**Region boundary data**.
..............................

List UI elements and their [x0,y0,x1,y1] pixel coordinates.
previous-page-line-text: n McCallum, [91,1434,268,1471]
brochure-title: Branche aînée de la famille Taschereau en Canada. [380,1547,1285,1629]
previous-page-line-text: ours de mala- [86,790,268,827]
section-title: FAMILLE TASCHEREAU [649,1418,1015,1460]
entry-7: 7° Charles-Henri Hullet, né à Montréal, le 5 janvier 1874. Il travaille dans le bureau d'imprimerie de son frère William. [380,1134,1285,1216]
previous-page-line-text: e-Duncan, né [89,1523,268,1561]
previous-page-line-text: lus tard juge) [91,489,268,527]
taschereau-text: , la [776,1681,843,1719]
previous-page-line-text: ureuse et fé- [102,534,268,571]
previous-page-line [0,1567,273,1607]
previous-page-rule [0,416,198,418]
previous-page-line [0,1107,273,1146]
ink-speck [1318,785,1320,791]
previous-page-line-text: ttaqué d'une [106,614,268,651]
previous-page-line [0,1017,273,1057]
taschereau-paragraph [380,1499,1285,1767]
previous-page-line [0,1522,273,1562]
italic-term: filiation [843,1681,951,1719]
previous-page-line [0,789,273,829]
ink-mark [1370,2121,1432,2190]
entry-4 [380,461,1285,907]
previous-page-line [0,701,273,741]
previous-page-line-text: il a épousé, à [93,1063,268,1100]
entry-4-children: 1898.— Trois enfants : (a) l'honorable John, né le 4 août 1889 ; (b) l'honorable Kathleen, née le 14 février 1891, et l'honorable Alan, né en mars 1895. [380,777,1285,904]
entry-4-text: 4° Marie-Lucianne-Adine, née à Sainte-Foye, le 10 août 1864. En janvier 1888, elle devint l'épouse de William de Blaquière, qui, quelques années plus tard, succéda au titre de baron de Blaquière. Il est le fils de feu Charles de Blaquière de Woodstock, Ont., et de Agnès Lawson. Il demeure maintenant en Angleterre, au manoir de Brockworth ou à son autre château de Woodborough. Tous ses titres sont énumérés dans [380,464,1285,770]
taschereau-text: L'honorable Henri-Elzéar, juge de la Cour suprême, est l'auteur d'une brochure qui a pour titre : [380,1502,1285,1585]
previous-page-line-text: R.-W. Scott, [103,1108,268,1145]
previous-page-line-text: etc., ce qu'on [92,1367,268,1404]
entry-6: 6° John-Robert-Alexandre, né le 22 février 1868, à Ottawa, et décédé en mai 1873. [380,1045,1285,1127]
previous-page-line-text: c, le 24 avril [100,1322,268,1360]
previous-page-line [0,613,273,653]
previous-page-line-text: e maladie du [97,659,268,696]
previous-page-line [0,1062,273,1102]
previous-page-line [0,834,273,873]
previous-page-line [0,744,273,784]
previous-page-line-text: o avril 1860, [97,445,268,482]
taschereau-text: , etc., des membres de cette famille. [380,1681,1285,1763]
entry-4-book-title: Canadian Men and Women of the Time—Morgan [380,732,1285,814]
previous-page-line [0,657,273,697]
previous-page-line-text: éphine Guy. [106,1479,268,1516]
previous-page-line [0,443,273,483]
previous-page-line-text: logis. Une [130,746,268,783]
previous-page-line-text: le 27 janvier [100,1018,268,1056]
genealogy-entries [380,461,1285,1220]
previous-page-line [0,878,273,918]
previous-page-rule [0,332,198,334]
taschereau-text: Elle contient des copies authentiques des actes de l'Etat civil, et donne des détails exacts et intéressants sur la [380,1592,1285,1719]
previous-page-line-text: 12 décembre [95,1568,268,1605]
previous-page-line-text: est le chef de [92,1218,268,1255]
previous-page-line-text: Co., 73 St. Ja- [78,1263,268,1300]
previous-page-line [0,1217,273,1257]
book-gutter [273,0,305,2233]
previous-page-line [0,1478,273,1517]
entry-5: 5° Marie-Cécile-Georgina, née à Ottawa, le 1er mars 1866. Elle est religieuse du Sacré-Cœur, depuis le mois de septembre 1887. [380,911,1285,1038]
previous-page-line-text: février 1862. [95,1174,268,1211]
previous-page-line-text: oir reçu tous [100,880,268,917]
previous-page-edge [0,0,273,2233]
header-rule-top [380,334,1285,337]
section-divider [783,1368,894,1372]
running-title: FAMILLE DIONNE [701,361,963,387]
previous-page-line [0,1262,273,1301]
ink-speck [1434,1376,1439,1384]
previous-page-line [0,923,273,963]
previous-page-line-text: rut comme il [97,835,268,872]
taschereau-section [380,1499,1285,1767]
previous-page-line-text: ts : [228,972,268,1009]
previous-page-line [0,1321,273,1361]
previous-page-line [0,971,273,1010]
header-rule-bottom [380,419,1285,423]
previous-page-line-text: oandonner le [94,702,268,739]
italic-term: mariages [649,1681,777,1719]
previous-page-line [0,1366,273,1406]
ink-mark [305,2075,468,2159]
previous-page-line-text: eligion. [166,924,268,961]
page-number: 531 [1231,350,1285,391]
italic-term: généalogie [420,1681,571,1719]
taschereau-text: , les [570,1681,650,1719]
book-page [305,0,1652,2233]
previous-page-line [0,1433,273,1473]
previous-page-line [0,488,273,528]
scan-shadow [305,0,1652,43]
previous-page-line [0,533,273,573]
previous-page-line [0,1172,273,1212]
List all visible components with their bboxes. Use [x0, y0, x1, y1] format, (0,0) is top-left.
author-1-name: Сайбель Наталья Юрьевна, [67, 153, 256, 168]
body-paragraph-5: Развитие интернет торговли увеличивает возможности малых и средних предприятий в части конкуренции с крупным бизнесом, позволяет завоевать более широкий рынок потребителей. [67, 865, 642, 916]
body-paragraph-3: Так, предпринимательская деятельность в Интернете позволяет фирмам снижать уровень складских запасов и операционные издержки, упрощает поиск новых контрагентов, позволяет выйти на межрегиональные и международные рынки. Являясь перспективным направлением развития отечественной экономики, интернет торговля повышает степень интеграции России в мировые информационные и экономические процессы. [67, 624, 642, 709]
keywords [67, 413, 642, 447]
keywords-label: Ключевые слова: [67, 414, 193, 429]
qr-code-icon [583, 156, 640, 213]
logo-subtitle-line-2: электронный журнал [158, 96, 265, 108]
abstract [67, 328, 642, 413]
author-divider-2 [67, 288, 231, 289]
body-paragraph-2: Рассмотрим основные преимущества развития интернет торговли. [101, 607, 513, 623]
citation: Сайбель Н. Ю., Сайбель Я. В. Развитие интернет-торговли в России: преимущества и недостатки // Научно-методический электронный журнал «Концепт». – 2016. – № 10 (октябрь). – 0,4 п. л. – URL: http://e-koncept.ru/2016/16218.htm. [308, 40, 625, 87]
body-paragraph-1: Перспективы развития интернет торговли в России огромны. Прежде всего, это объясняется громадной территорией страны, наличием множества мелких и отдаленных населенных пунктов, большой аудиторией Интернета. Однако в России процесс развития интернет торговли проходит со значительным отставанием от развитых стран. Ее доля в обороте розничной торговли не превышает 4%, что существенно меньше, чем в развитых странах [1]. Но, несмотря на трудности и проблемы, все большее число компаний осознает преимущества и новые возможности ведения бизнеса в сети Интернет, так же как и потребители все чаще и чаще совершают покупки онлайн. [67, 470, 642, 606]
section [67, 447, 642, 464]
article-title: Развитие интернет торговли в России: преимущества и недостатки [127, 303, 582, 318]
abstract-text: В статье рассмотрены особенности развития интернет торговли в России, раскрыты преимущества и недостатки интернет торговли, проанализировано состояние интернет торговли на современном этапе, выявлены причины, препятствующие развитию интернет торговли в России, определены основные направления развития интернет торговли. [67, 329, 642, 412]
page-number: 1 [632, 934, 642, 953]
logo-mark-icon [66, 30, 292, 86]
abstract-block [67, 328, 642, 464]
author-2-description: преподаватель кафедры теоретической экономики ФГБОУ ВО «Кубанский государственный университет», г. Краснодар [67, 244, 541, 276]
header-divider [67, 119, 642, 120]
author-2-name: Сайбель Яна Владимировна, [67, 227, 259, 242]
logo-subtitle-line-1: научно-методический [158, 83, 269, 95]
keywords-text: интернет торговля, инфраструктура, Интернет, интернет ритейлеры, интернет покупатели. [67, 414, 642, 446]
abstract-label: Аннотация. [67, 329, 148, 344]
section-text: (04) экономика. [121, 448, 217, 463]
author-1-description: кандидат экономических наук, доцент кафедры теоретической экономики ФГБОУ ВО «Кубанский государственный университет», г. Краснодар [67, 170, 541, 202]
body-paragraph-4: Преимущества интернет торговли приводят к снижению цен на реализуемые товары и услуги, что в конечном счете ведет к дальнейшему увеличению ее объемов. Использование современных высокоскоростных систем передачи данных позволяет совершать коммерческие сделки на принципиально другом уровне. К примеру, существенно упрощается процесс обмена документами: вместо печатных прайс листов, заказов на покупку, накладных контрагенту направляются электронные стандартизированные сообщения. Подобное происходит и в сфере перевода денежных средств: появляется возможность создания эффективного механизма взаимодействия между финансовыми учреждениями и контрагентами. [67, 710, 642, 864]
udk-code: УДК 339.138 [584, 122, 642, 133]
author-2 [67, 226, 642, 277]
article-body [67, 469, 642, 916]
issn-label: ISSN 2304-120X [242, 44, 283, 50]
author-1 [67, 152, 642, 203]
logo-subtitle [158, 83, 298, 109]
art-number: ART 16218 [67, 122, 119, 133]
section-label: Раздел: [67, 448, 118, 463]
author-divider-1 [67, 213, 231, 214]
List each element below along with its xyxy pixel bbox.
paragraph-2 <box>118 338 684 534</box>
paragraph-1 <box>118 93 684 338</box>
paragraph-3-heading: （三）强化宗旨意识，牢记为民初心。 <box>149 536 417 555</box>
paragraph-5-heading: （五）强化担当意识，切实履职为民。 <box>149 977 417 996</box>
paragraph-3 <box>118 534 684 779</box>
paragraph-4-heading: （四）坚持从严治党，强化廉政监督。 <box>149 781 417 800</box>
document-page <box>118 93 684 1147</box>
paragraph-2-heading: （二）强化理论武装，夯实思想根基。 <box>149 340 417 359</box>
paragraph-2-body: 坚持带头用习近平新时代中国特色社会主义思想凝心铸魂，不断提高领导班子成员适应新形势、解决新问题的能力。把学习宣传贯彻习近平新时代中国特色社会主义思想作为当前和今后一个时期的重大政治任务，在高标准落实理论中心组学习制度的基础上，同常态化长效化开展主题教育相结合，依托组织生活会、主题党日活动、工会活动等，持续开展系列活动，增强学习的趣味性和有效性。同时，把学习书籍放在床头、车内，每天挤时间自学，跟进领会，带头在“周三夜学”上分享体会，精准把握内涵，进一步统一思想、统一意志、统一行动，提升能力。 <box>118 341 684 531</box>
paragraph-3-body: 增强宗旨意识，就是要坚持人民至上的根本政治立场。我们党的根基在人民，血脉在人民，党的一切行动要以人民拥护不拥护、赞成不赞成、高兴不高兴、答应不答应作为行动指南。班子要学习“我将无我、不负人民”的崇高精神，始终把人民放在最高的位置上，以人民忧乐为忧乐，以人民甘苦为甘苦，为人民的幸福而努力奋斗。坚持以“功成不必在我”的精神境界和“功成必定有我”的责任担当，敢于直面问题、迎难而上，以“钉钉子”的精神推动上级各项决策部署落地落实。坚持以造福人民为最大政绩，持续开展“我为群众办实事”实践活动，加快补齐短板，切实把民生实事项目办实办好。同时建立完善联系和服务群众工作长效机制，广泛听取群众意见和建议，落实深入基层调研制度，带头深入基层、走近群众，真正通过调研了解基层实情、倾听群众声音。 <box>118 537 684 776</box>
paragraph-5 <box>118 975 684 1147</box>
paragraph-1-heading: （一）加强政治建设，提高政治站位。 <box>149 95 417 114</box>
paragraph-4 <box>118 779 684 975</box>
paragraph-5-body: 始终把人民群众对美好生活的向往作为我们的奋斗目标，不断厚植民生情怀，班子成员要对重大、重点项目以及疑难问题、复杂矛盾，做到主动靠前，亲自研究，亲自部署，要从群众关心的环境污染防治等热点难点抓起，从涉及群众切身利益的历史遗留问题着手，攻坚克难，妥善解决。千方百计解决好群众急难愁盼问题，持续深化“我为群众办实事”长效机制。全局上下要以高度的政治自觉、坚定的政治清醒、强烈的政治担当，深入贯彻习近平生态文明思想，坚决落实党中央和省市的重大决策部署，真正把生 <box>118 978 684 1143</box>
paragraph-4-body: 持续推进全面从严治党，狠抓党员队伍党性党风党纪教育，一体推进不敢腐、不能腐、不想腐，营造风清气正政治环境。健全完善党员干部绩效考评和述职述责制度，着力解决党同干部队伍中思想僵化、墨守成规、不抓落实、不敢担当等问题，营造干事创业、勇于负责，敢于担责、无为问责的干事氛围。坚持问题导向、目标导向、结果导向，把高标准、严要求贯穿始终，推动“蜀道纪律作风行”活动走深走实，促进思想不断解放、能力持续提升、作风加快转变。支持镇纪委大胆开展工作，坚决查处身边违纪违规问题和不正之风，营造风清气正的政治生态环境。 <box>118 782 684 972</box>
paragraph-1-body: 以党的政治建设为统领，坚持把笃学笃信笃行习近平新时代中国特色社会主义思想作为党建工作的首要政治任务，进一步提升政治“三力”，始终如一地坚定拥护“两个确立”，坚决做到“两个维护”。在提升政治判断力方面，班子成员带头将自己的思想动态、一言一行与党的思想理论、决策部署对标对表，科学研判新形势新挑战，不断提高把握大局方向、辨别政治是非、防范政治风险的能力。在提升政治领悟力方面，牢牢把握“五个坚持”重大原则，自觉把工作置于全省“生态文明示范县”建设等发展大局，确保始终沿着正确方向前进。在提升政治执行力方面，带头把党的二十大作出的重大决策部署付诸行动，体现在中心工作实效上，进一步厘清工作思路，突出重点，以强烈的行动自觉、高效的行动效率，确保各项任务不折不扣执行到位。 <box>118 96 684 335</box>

..............................

Please copy the items word for word, from the start of the items through the line that contains "previous-page-line-text: ttaqué d'une".

List UI elements and their [x0,y0,x1,y1] pixel coordinates.
previous-page-line-text: n McCallum, [91,1434,268,1471]
brochure-title: Branche aînée de la famille Taschereau en Canada. [380,1547,1285,1629]
previous-page-line-text: ours de mala- [86,790,268,827]
section-title: FAMILLE TASCHEREAU [649,1418,1015,1460]
entry-7: 7° Charles-Henri Hullet, né à Montréal, le 5 janvier 1874. Il travaille dans le bureau d'imprimerie de son frère William. [380,1134,1285,1216]
previous-page-line-text: e-Duncan, né [89,1523,268,1561]
previous-page-line-text: lus tard juge) [91,489,268,527]
taschereau-text: , la [776,1681,843,1719]
previous-page-line-text: ureuse et fé- [102,534,268,571]
previous-page-line [0,1567,273,1607]
previous-page-rule [0,416,198,418]
previous-page-line [0,1107,273,1146]
ink-speck [1318,785,1320,791]
previous-page-line-text: ttaqué d'une [106,614,268,651]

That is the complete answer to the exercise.